━━━ Extracted information ━━━

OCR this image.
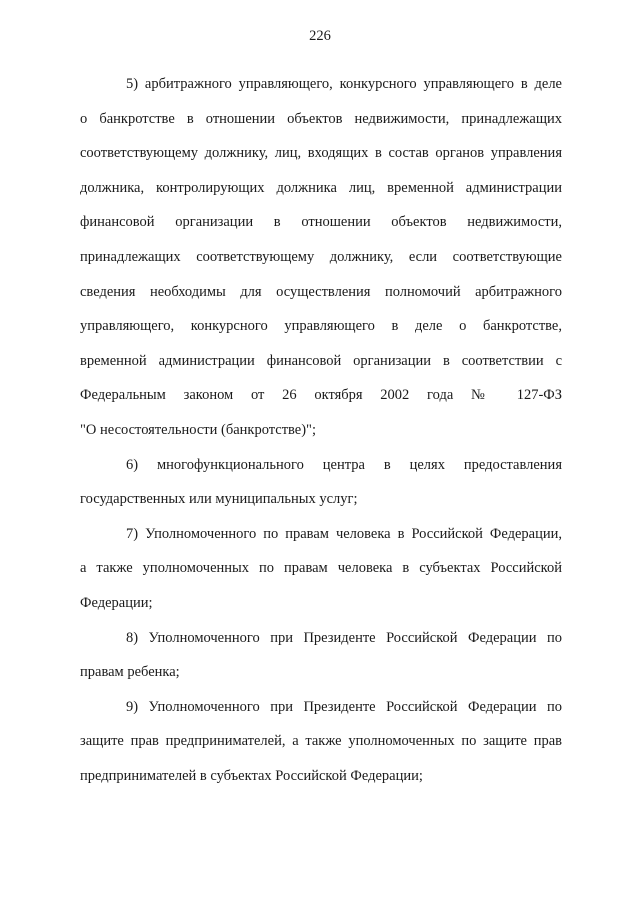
226
5) арбитражного управляющего, конкурсного управляющего в деле
о банкротстве в отношении объектов недвижимости, принадлежащих
соответствующему должнику, лиц, входящих в состав органов управления
должника, контролирующих должника лиц, временной администрации
финансовой организации в отношении объектов недвижимости,
принадлежащих соответствующему должнику, если соответствующие
сведения необходимы для осуществления полномочий арбитражного
управляющего, конкурсного управляющего в деле о банкротстве,
временной администрации финансовой организации в соответствии с
Федеральным законом от 26 октября 2002 года № 127-ФЗ
"О несостоятельности (банкротстве)";
6) многофункционального центра в целях предоставления
государственных или муниципальных услуг;
7) Уполномоченного по правам человека в Российской Федерации,
а также уполномоченных по правам человека в субъектах Российской
Федерации;
8) Уполномоченного при Президенте Российской Федерации по
правам ребенка;
9) Уполномоченного при Президенте Российской Федерации по
защите прав предпринимателей, а также уполномоченных по защите прав
предпринимателей в субъектах Российской Федерации;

━━━

#### Task description:
All preceding records should be duplicated verbatim, images excepted.

#### The solution:
OCR this image.
226
5) арбитражного управляющего, конкурсного управляющего в деле
о банкротстве в отношении объектов недвижимости, принадлежащих
соответствующему должнику, лиц, входящих в состав органов управления
должника, контролирующих должника лиц, временной администрации
финансовой организации в отношении объектов недвижимости,
принадлежащих соответствующему должнику, если соответствующие
сведения необходимы для осуществления полномочий арбитражного
управляющего, конкурсного управляющего в деле о банкротстве,
временной администрации финансовой организации в соответствии с
Федеральным законом от 26 октября 2002 года № 127-ФЗ
"О несостоятельности (банкротстве)";
6) многофункционального центра в целях предоставления
государственных или муниципальных услуг;
7) Уполномоченного по правам человека в Российской Федерации,
а также уполномоченных по правам человека в субъектах Российской
Федерации;
8) Уполномоченного при Президенте Российской Федерации по
правам ребенка;
9) Уполномоченного при Президенте Российской Федерации по
защите прав предпринимателей, а также уполномоченных по защите прав
предпринимателей в субъектах Российской Федерации;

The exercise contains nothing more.